Write out each line of the material again, word for word.
## Begin Recorded information
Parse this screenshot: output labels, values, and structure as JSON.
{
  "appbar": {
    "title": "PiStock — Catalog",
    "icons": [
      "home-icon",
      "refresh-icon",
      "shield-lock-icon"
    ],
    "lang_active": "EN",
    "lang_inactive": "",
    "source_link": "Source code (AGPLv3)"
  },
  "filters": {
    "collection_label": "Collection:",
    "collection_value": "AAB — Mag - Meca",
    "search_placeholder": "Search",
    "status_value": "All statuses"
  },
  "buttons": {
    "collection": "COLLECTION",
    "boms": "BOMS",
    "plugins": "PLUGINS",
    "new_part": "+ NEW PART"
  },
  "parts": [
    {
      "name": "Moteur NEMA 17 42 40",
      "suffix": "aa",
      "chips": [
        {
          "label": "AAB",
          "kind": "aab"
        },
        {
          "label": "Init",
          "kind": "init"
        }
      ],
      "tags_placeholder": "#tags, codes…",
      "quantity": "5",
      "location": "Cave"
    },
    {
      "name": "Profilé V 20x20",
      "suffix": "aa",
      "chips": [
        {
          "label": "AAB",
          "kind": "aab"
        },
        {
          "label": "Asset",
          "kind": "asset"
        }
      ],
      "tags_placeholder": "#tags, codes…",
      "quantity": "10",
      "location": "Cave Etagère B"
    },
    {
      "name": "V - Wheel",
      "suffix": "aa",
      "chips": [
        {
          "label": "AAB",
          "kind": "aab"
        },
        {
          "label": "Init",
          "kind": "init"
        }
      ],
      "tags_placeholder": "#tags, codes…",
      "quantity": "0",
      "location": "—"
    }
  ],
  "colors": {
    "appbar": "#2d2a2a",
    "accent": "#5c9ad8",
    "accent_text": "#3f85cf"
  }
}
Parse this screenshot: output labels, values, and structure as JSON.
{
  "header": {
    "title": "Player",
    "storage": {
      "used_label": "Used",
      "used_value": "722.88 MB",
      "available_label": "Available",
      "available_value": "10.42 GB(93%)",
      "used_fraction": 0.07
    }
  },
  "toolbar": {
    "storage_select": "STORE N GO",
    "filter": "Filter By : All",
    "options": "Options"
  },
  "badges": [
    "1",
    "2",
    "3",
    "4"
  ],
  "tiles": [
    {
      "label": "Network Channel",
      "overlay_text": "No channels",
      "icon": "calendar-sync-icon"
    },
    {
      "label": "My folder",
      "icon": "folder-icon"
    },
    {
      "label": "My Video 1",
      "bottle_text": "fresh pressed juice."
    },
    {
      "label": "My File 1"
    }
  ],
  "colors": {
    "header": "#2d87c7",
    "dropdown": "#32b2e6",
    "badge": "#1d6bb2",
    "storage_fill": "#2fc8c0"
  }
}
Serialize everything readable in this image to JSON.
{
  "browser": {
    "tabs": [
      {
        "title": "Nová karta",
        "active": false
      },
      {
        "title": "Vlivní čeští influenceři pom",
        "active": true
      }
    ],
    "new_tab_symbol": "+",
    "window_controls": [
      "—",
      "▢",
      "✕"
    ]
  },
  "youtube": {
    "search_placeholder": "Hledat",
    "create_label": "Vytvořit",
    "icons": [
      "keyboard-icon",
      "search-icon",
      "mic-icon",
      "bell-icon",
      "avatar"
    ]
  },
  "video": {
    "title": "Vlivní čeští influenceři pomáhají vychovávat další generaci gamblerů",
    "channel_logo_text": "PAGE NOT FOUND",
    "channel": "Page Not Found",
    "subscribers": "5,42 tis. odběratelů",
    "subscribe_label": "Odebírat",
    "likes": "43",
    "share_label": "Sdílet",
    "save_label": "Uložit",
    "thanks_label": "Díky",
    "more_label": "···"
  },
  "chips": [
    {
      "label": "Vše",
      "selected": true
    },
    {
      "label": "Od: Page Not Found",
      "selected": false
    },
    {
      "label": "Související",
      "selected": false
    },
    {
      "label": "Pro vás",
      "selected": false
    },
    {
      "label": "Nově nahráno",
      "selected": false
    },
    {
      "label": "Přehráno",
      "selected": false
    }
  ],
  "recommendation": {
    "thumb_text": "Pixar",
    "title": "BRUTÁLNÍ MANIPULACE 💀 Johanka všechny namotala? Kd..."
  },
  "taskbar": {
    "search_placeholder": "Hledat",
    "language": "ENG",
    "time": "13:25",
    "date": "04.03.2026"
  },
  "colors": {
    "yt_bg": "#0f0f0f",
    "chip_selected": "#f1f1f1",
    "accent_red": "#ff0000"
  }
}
## End Recorded information
▸ **Solution**
Parse this screenshot: output labels, values, and structure as JSON.
{
  "appbar": {
    "title": "PiStock — Catalog",
    "icons": [
      "home-icon",
      "refresh-icon",
      "shield-lock-icon"
    ],
    "lang_active": "EN",
    "lang_inactive": "",
    "source_link": "Source code (AGPLv3)"
  },
  "filters": {
    "collection_label": "Collection:",
    "collection_value": "AAB — Mag - Meca",
    "search_placeholder": "Search",
    "status_value": "All statuses"
  },
  "buttons": {
    "collection": "COLLECTION",
    "boms": "BOMS",
    "plugins": "PLUGINS",
    "new_part": "+ NEW PART"
  },
  "parts": [
    {
      "name": "Moteur NEMA 17 42 40",
      "suffix": "aa",
      "chips": [
        {
          "label": "AAB",
          "kind": "aab"
        },
        {
          "label": "Init",
          "kind": "init"
        }
      ],
      "tags_placeholder": "#tags, codes…",
      "quantity": "5",
      "location": "Cave"
    },
    {
      "name": "Profilé V 20x20",
      "suffix": "aa",
      "chips": [
        {
          "label": "AAB",
          "kind": "aab"
        },
        {
          "label": "Asset",
          "kind": "asset"
        }
      ],
      "tags_placeholder": "#tags, codes…",
      "quantity": "10",
      "location": "Cave Etagère B"
    },
    {
      "name": "V - Wheel",
      "suffix": "aa",
      "chips": [
        {
          "label": "AAB",
          "kind": "aab"
        },
        {
          "label": "Init",
          "kind": "init"
        }
      ],
      "tags_placeholder": "#tags, codes…",
      "quantity": "0",
      "location": "—"
    }
  ],
  "colors": {
    "appbar": "#2d2a2a",
    "accent": "#5c9ad8",
    "accent_text": "#3f85cf"
  }
}
Parse this screenshot: output labels, values, and structure as JSON.
{
  "header": {
    "title": "Player",
    "storage": {
      "used_label": "Used",
      "used_value": "722.88 MB",
      "available_label": "Available",
      "available_value": "10.42 GB(93%)",
      "used_fraction": 0.07
    }
  },
  "toolbar": {
    "storage_select": "STORE N GO",
    "filter": "Filter By : All",
    "options": "Options"
  },
  "badges": [
    "1",
    "2",
    "3",
    "4"
  ],
  "tiles": [
    {
      "label": "Network Channel",
      "overlay_text": "No channels",
      "icon": "calendar-sync-icon"
    },
    {
      "label": "My folder",
      "icon": "folder-icon"
    },
    {
      "label": "My Video 1",
      "bottle_text": "fresh pressed juice."
    },
    {
      "label": "My File 1"
    }
  ],
  "colors": {
    "header": "#2d87c7",
    "dropdown": "#32b2e6",
    "badge": "#1d6bb2",
    "storage_fill": "#2fc8c0"
  }
}
Serialize everything readable in this image to JSON.
{
  "browser": {
    "tabs": [
      {
        "title": "Nová karta",
        "active": false
      },
      {
        "title": "Vlivní čeští influenceři pom",
        "active": true
      }
    ],
    "new_tab_symbol": "+",
    "window_controls": [
      "—",
      "▢",
      "✕"
    ]
  },
  "youtube": {
    "search_placeholder": "Hledat",
    "create_label": "Vytvořit",
    "icons": [
      "keyboard-icon",
      "search-icon",
      "mic-icon",
      "bell-icon",
      "avatar"
    ]
  },
  "video": {
    "title": "Vlivní čeští influenceři pomáhají vychovávat další generaci gamblerů",
    "channel_logo_text": "PAGE NOT FOUND",
    "channel": "Page Not Found",
    "subscribers": "5,42 tis. odběratelů",
    "subscribe_label": "Odebírat",
    "likes": "43",
    "share_label": "Sdílet",
    "save_label": "Uložit",
    "thanks_label": "Díky",
    "more_label": "···"
  },
  "chips": [
    {
      "label": "Vše",
      "selected": true
    },
    {
      "label": "Od: Page Not Found",
      "selected": false
    },
    {
      "label": "Související",
      "selected": false
    },
    {
      "label": "Pro vás",
      "selected": false
    },
    {
      "label": "Nově nahráno",
      "selected": false
    },
    {
      "label": "Přehráno",
      "selected": false
    }
  ],
  "recommendation": {
    "thumb_text": "Pixar",
    "title": "BRUTÁLNÍ MANIPULACE 💀 Johanka všechny namotala? Kd..."
  },
  "taskbar": {
    "search_placeholder": "Hledat",
    "language": "ENG",
    "time": "13:25",
    "date": "04.03.2026"
  },
  "colors": {
    "yt_bg": "#0f0f0f",
    "chip_selected": "#f1f1f1",
    "accent_red": "#ff0000"
  }
}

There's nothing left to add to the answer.